Stored records:

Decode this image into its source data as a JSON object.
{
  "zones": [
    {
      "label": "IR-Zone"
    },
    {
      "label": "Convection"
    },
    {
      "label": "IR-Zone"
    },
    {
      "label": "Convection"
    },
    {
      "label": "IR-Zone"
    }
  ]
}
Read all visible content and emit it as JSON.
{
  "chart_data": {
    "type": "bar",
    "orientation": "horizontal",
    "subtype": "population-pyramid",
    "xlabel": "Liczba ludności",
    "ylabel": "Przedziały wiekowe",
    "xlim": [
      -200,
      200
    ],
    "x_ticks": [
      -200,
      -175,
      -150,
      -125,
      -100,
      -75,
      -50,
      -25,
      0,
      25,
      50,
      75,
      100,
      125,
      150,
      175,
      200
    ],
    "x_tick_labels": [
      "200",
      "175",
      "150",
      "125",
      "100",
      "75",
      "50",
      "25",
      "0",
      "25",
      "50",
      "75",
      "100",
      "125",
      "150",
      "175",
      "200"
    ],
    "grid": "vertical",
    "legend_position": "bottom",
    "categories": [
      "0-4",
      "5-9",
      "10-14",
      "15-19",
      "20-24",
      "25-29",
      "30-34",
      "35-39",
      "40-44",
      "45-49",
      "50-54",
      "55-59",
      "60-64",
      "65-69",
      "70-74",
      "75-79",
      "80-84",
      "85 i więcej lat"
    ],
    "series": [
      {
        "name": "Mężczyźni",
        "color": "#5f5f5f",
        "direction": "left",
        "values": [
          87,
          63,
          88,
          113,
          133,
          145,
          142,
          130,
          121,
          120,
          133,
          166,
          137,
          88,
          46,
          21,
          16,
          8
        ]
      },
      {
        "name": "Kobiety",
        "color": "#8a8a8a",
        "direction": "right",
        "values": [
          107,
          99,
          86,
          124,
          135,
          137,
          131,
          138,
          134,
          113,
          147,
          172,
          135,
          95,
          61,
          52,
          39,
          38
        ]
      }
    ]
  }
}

▶ Given task:
Extract the full listing and reproduce each line exactly.

▶ Answer to the problem:
Decode this image into its source data as a JSON object.
{
  "zones": [
    {
      "label": "IR-Zone"
    },
    {
      "label": "Convection"
    },
    {
      "label": "IR-Zone"
    },
    {
      "label": "Convection"
    },
    {
      "label": "IR-Zone"
    }
  ]
}
Read all visible content and emit it as JSON.
{
  "chart_data": {
    "type": "bar",
    "orientation": "horizontal",
    "subtype": "population-pyramid",
    "xlabel": "Liczba ludności",
    "ylabel": "Przedziały wiekowe",
    "xlim": [
      -200,
      200
    ],
    "x_ticks": [
      -200,
      -175,
      -150,
      -125,
      -100,
      -75,
      -50,
      -25,
      0,
      25,
      50,
      75,
      100,
      125,
      150,
      175,
      200
    ],
    "x_tick_labels": [
      "200",
      "175",
      "150",
      "125",
      "100",
      "75",
      "50",
      "25",
      "0",
      "25",
      "50",
      "75",
      "100",
      "125",
      "150",
      "175",
      "200"
    ],
    "grid": "vertical",
    "legend_position": "bottom",
    "categories": [
      "0-4",
      "5-9",
      "10-14",
      "15-19",
      "20-24",
      "25-29",
      "30-34",
      "35-39",
      "40-44",
      "45-49",
      "50-54",
      "55-59",
      "60-64",
      "65-69",
      "70-74",
      "75-79",
      "80-84",
      "85 i więcej lat"
    ],
    "series": [
      {
        "name": "Mężczyźni",
        "color": "#5f5f5f",
        "direction": "left",
        "values": [
          87,
          63,
          88,
          113,
          133,
          145,
          142,
          130,
          121,
          120,
          133,
          166,
          137,
          88,
          46,
          21,
          16,
          8
        ]
      },
      {
        "name": "Kobiety",
        "color": "#8a8a8a",
        "direction": "right",
        "values": [
          107,
          99,
          86,
          124,
          135,
          137,
          131,
          138,
          134,
          113,
          147,
          172,
          135,
          95,
          61,
          52,
          39,
          38
        ]
      }
    ]
  }
}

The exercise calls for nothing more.